#### Task brief:
Locate the string "incident" in the listing below. Copy every line where it is found.

#### Dataset entries:
┄┄┄┄┄┄┄┄┄┄┄┄┄┄┄┄┄┄┄┄
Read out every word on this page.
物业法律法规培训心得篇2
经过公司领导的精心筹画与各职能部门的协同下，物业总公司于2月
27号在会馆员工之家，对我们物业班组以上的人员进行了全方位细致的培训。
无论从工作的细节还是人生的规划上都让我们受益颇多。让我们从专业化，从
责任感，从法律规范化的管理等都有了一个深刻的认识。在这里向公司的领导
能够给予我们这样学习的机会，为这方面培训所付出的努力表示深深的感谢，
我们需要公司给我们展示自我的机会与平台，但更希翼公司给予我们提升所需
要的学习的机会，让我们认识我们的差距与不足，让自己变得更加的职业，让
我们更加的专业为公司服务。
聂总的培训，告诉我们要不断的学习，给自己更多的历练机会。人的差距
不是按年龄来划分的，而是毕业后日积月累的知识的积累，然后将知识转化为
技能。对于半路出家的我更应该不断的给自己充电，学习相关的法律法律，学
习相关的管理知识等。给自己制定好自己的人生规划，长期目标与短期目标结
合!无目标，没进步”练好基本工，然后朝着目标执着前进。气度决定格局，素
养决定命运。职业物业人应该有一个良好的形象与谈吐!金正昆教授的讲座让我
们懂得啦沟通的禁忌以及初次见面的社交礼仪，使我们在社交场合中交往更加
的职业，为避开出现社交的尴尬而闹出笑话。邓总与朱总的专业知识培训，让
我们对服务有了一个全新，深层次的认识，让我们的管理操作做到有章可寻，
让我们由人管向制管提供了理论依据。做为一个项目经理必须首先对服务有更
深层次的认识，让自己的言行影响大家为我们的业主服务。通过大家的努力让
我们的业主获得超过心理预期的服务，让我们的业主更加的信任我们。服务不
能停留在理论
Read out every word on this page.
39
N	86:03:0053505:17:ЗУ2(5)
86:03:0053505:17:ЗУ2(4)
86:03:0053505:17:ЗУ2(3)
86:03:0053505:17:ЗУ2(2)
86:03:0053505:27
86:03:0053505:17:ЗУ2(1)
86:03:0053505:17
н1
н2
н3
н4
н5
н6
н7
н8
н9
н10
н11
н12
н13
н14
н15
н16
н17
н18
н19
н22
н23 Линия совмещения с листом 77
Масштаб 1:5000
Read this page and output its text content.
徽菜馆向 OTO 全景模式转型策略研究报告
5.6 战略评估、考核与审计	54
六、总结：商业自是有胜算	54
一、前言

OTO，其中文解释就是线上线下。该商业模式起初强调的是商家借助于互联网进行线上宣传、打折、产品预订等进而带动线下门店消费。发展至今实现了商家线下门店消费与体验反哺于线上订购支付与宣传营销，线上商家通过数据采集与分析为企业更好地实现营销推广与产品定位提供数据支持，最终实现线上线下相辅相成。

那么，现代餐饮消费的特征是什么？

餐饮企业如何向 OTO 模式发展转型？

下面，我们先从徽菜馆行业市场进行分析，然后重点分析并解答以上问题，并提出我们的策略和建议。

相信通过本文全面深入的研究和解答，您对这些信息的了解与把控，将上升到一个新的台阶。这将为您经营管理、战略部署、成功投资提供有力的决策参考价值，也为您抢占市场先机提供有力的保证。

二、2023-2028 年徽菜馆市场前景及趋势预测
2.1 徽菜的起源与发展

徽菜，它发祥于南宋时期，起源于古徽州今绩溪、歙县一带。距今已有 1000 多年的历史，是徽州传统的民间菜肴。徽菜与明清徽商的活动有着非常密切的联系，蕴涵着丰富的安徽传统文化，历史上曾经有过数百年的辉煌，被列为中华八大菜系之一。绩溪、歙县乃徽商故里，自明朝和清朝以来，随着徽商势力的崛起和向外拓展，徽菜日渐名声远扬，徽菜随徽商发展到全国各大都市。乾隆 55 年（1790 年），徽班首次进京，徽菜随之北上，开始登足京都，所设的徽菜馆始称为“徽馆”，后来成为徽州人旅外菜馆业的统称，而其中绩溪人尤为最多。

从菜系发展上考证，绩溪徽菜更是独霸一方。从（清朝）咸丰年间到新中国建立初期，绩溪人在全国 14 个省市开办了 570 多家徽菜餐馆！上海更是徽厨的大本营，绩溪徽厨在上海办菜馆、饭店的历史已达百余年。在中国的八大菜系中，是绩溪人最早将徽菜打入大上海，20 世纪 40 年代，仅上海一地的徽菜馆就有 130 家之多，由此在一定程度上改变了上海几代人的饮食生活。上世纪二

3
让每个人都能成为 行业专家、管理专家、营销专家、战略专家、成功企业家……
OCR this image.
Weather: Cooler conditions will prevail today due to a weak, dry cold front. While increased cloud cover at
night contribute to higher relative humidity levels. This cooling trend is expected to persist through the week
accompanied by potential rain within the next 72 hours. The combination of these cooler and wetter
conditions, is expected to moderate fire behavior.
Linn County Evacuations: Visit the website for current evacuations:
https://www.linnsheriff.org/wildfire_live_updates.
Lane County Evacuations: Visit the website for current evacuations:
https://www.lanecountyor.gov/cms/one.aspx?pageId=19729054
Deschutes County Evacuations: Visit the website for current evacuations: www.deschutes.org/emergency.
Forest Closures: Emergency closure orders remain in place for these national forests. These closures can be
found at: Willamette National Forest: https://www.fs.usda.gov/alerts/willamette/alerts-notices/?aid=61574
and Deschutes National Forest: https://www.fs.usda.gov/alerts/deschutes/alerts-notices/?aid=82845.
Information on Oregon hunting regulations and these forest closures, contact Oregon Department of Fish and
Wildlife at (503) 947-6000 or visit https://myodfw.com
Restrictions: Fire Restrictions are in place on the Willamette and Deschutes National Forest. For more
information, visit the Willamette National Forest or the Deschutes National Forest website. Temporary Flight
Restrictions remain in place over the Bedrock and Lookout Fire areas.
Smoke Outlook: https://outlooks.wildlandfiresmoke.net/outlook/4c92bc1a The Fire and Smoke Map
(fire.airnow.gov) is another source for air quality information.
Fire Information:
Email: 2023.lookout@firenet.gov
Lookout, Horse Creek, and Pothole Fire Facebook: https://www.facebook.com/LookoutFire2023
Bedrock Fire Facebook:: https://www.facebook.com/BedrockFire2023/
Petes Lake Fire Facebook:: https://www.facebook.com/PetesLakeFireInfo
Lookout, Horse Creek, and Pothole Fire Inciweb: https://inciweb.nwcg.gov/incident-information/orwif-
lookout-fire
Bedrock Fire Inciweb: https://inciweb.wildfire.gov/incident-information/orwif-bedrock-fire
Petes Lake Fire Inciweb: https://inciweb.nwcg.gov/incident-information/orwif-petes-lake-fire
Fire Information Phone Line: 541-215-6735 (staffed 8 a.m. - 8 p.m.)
┄┄┄┄┄┄┄┄┄┄┄┄┄┄┄┄┄┄┄┄
#### Response below:
Lookout, Horse Creek, and Pothole Fire Inciweb: https://inciweb.nwcg.gov/incident-information/orwif-
Bedrock Fire Inciweb: https://inciweb.wildfire.gov/incident-information/orwif-bedrock-fire
Petes Lake Fire Inciweb: https://inciweb.nwcg.gov/incident-information/orwif-petes-lake-fire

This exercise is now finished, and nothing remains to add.